(Items from a dataset)
# # # # #

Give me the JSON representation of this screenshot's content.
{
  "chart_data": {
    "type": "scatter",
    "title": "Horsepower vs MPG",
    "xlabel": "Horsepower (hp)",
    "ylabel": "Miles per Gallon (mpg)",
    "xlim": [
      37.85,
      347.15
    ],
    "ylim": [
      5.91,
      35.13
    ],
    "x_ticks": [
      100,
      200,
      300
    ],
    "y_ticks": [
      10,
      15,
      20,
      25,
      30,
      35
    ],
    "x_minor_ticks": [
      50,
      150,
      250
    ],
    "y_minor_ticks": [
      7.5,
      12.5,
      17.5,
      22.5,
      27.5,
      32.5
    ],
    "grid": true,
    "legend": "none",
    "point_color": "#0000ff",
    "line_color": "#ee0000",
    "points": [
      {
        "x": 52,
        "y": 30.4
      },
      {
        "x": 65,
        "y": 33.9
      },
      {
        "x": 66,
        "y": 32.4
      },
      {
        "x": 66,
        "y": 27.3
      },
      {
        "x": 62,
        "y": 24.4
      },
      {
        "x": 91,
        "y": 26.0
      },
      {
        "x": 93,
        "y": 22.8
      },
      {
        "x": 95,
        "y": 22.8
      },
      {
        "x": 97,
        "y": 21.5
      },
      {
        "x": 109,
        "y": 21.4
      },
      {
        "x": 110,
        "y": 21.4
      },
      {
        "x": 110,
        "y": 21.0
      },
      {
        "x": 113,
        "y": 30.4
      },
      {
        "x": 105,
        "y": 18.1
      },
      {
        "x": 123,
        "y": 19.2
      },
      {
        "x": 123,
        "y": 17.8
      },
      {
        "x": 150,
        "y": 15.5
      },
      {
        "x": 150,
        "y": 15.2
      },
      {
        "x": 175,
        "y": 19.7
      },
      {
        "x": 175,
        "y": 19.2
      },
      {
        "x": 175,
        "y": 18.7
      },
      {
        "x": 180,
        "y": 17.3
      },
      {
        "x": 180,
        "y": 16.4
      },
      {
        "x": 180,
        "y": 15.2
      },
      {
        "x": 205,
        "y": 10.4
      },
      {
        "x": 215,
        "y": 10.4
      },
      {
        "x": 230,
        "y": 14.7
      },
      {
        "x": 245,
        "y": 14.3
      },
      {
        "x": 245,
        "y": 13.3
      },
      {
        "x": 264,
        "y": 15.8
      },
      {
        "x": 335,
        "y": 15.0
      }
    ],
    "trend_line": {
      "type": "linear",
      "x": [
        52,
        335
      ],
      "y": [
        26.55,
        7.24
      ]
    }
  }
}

# # # # #

→ **EXERCISE DIRECTIONS**: What is the number of lines containing "Horsepower"? Give that number only.

→ **FINAL RESULT**: 2